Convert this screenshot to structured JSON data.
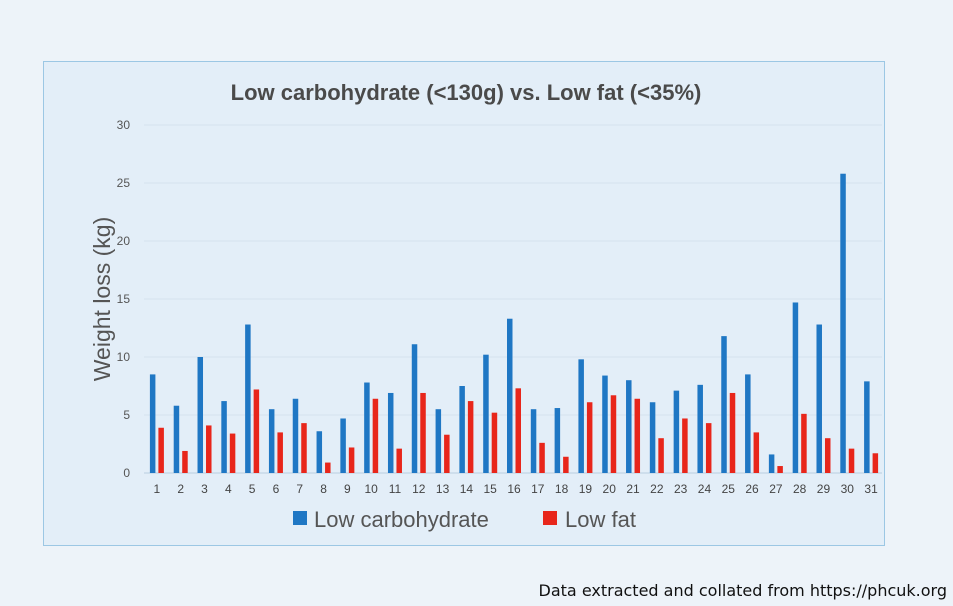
{
  "chart_data": {
    "type": "bar",
    "title": "Low carbohydrate (<130g) vs. Low fat (<35%)",
    "xlabel": "",
    "ylabel": "Weight loss (kg)",
    "ylim": [
      0,
      30
    ],
    "yticks": [
      0,
      5,
      10,
      15,
      20,
      25,
      30
    ],
    "categories": [
      "1",
      "2",
      "3",
      "4",
      "5",
      "6",
      "7",
      "8",
      "9",
      "10",
      "11",
      "12",
      "13",
      "14",
      "15",
      "16",
      "17",
      "18",
      "19",
      "20",
      "21",
      "22",
      "23",
      "24",
      "25",
      "26",
      "27",
      "28",
      "29",
      "30",
      "31"
    ],
    "series": [
      {
        "name": "Low carbohydrate",
        "color": "#1f77c4",
        "values": [
          8.5,
          5.8,
          10.0,
          6.2,
          12.8,
          5.5,
          6.4,
          3.6,
          4.7,
          7.8,
          6.9,
          11.1,
          5.5,
          7.5,
          10.2,
          13.3,
          5.5,
          5.6,
          9.8,
          8.4,
          8.0,
          6.1,
          7.1,
          7.6,
          11.8,
          8.5,
          1.6,
          14.7,
          12.8,
          25.8,
          7.9
        ]
      },
      {
        "name": "Low fat",
        "color": "#e8261b",
        "values": [
          3.9,
          1.9,
          4.1,
          3.4,
          7.2,
          3.5,
          4.3,
          0.9,
          2.2,
          6.4,
          2.1,
          6.9,
          3.3,
          6.2,
          5.2,
          7.3,
          2.6,
          1.4,
          6.1,
          6.7,
          6.4,
          3.0,
          4.7,
          4.3,
          6.9,
          3.5,
          0.6,
          5.1,
          3.0,
          2.1,
          1.7
        ]
      }
    ],
    "legend_position": "bottom",
    "grid": true
  },
  "footer": {
    "source_text": "Data extracted and collated from https://phcuk.org"
  }
}
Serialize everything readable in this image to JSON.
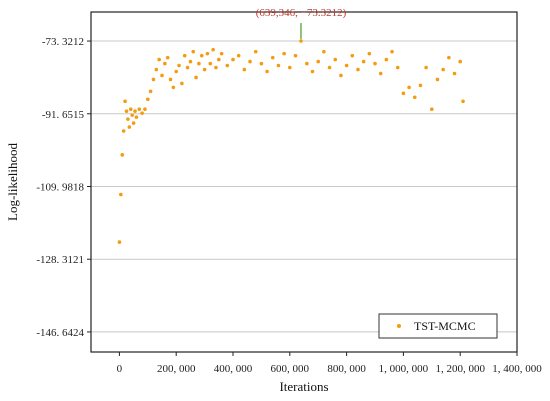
{
  "chart_data": {
    "type": "scatter",
    "xlabel": "Iterations",
    "ylabel": "Log-likelihood",
    "xlim": [
      -100000,
      1400000
    ],
    "ylim": [
      -151.7,
      -66.0
    ],
    "x_ticks": [
      {
        "value": 0,
        "label": "0"
      },
      {
        "value": 200000,
        "label": "200, 000"
      },
      {
        "value": 400000,
        "label": "400, 000"
      },
      {
        "value": 600000,
        "label": "600, 000"
      },
      {
        "value": 800000,
        "label": "800, 000"
      },
      {
        "value": 1000000,
        "label": "1, 000, 000"
      },
      {
        "value": 1200000,
        "label": "1, 200, 000"
      },
      {
        "value": 1400000,
        "label": "1, 400, 000"
      }
    ],
    "y_ticks": [
      {
        "value": -73.3212,
        "label": "-73. 3212"
      },
      {
        "value": -91.6515,
        "label": "-91. 6515"
      },
      {
        "value": -109.9818,
        "label": "-109. 9818"
      },
      {
        "value": -128.3121,
        "label": "-128. 3121"
      },
      {
        "value": -146.6424,
        "label": "-146. 6424"
      }
    ],
    "grid": "horizontal",
    "legend_position": "bottom-right",
    "series": [
      {
        "name": "TST-MCMC",
        "color": "#f39c12",
        "x": [
          0,
          5000,
          10000,
          15000,
          20000,
          25000,
          30000,
          35000,
          40000,
          45000,
          50000,
          55000,
          60000,
          70000,
          80000,
          90000,
          100000,
          110000,
          120000,
          130000,
          140000,
          150000,
          160000,
          170000,
          180000,
          190000,
          200000,
          210000,
          220000,
          230000,
          240000,
          250000,
          260000,
          270000,
          280000,
          290000,
          300000,
          310000,
          320000,
          330000,
          340000,
          350000,
          360000,
          380000,
          400000,
          420000,
          440000,
          460000,
          480000,
          500000,
          520000,
          540000,
          560000,
          580000,
          600000,
          620000,
          639346,
          660000,
          680000,
          700000,
          720000,
          740000,
          760000,
          780000,
          800000,
          820000,
          840000,
          860000,
          880000,
          900000,
          920000,
          940000,
          960000,
          980000,
          1000000,
          1020000,
          1040000,
          1060000,
          1080000,
          1100000,
          1120000,
          1140000,
          1160000,
          1180000,
          1200000,
          1210000
        ],
        "y": [
          -124.0,
          -112.0,
          -102.0,
          -96.0,
          -88.5,
          -91.0,
          -93.0,
          -95.0,
          -90.5,
          -92.0,
          -94.0,
          -91.0,
          -92.5,
          -90.5,
          -91.5,
          -90.5,
          -88.0,
          -86.0,
          -83.0,
          -80.5,
          -78.0,
          -82.0,
          -79.0,
          -77.5,
          -83.0,
          -85.0,
          -81.0,
          -79.5,
          -84.0,
          -77.0,
          -80.0,
          -78.5,
          -76.0,
          -82.5,
          -79.0,
          -77.0,
          -80.5,
          -76.5,
          -79.0,
          -75.5,
          -80.0,
          -78.0,
          -76.5,
          -79.5,
          -78.0,
          -77.0,
          -80.5,
          -78.5,
          -76.0,
          -79.0,
          -81.0,
          -77.5,
          -79.5,
          -76.5,
          -80.0,
          -77.0,
          -73.3212,
          -79.0,
          -81.0,
          -78.5,
          -76.0,
          -80.0,
          -78.0,
          -82.0,
          -79.5,
          -77.0,
          -80.5,
          -78.5,
          -76.5,
          -79.0,
          -81.5,
          -78.0,
          -76.0,
          -80.0,
          -86.5,
          -85.0,
          -87.5,
          -84.5,
          -80.0,
          -90.5,
          -83.0,
          -80.5,
          -77.5,
          -81.5,
          -78.5,
          -88.5
        ]
      }
    ],
    "annotation": {
      "text": "(639,346, −73.3212)",
      "x": 639346,
      "y": -73.3212,
      "text_color": "#c0392b",
      "marker_color": "#6ab04c"
    }
  }
}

[Written problem]
Write the entries above out in full, exactly, with no images.

[Worked solution]
Convert this screenshot to structured JSON data.
{
  "chart_data": {
    "type": "bar",
    "title": "Low carbohydrate (<130g) vs. Low fat (<35%)",
    "xlabel": "",
    "ylabel": "Weight loss (kg)",
    "ylim": [
      0,
      30
    ],
    "yticks": [
      0,
      5,
      10,
      15,
      20,
      25,
      30
    ],
    "categories": [
      "1",
      "2",
      "3",
      "4",
      "5",
      "6",
      "7",
      "8",
      "9",
      "10",
      "11",
      "12",
      "13",
      "14",
      "15",
      "16",
      "17",
      "18",
      "19",
      "20",
      "21",
      "22",
      "23",
      "24",
      "25",
      "26",
      "27",
      "28",
      "29",
      "30",
      "31"
    ],
    "series": [
      {
        "name": "Low carbohydrate",
        "color": "#1f77c4",
        "values": [
          8.5,
          5.8,
          10.0,
          6.2,
          12.8,
          5.5,
          6.4,
          3.6,
          4.7,
          7.8,
          6.9,
          11.1,
          5.5,
          7.5,
          10.2,
          13.3,
          5.5,
          5.6,
          9.8,
          8.4,
          8.0,
          6.1,
          7.1,
          7.6,
          11.8,
          8.5,
          1.6,
          14.7,
          12.8,
          25.8,
          7.9
        ]
      },
      {
        "name": "Low fat",
        "color": "#e8261b",
        "values": [
          3.9,
          1.9,
          4.1,
          3.4,
          7.2,
          3.5,
          4.3,
          0.9,
          2.2,
          6.4,
          2.1,
          6.9,
          3.3,
          6.2,
          5.2,
          7.3,
          2.6,
          1.4,
          6.1,
          6.7,
          6.4,
          3.0,
          4.7,
          4.3,
          6.9,
          3.5,
          0.6,
          5.1,
          3.0,
          2.1,
          1.7
        ]
      }
    ],
    "legend_position": "bottom",
    "grid": true
  },
  "footer": {
    "source_text": "Data extracted and collated from https://phcuk.org"
  }
}
Serialize everything readable in this image to JSON.
{
  "chart_data": {
    "type": "scatter",
    "xlabel": "Iterations",
    "ylabel": "Log-likelihood",
    "xlim": [
      -100000,
      1400000
    ],
    "ylim": [
      -151.7,
      -66.0
    ],
    "x_ticks": [
      {
        "value": 0,
        "label": "0"
      },
      {
        "value": 200000,
        "label": "200, 000"
      },
      {
        "value": 400000,
        "label": "400, 000"
      },
      {
        "value": 600000,
        "label": "600, 000"
      },
      {
        "value": 800000,
        "label": "800, 000"
      },
      {
        "value": 1000000,
        "label": "1, 000, 000"
      },
      {
        "value": 1200000,
        "label": "1, 200, 000"
      },
      {
        "value": 1400000,
        "label": "1, 400, 000"
      }
    ],
    "y_ticks": [
      {
        "value": -73.3212,
        "label": "-73. 3212"
      },
      {
        "value": -91.6515,
        "label": "-91. 6515"
      },
      {
        "value": -109.9818,
        "label": "-109. 9818"
      },
      {
        "value": -128.3121,
        "label": "-128. 3121"
      },
      {
        "value": -146.6424,
        "label": "-146. 6424"
      }
    ],
    "grid": "horizontal",
    "legend_position": "bottom-right",
    "series": [
      {
        "name": "TST-MCMC",
        "color": "#f39c12",
        "x": [
          0,
          5000,
          10000,
          15000,
          20000,
          25000,
          30000,
          35000,
          40000,
          45000,
          50000,
          55000,
          60000,
          70000,
          80000,
          90000,
          100000,
          110000,
          120000,
          130000,
          140000,
          150000,
          160000,
          170000,
          180000,
          190000,
          200000,
          210000,
          220000,
          230000,
          240000,
          250000,
          260000,
          270000,
          280000,
          290000,
          300000,
          310000,
          320000,
          330000,
          340000,
          350000,
          360000,
          380000,
          400000,
          420000,
          440000,
          460000,
          480000,
          500000,
          520000,
          540000,
          560000,
          580000,
          600000,
          620000,
          639346,
          660000,
          680000,
          700000,
          720000,
          740000,
          760000,
          780000,
          800000,
          820000,
          840000,
          860000,
          880000,
          900000,
          920000,
          940000,
          960000,
          980000,
          1000000,
          1020000,
          1040000,
          1060000,
          1080000,
          1100000,
          1120000,
          1140000,
          1160000,
          1180000,
          1200000,
          1210000
        ],
        "y": [
          -124.0,
          -112.0,
          -102.0,
          -96.0,
          -88.5,
          -91.0,
          -93.0,
          -95.0,
          -90.5,
          -92.0,
          -94.0,
          -91.0,
          -92.5,
          -90.5,
          -91.5,
          -90.5,
          -88.0,
          -86.0,
          -83.0,
          -80.5,
          -78.0,
          -82.0,
          -79.0,
          -77.5,
          -83.0,
          -85.0,
          -81.0,
          -79.5,
          -84.0,
          -77.0,
          -80.0,
          -78.5,
          -76.0,
          -82.5,
          -79.0,
          -77.0,
          -80.5,
          -76.5,
          -79.0,
          -75.5,
          -80.0,
          -78.0,
          -76.5,
          -79.5,
          -78.0,
          -77.0,
          -80.5,
          -78.5,
          -76.0,
          -79.0,
          -81.0,
          -77.5,
          -79.5,
          -76.5,
          -80.0,
          -77.0,
          -73.3212,
          -79.0,
          -81.0,
          -78.5,
          -76.0,
          -80.0,
          -78.0,
          -82.0,
          -79.5,
          -77.0,
          -80.5,
          -78.5,
          -76.5,
          -79.0,
          -81.5,
          -78.0,
          -76.0,
          -80.0,
          -86.5,
          -85.0,
          -87.5,
          -84.5,
          -80.0,
          -90.5,
          -83.0,
          -80.5,
          -77.5,
          -81.5,
          -78.5,
          -88.5
        ]
      }
    ],
    "annotation": {
      "text": "(639,346, −73.3212)",
      "x": 639346,
      "y": -73.3212,
      "text_color": "#c0392b",
      "marker_color": "#6ab04c"
    }
  }
}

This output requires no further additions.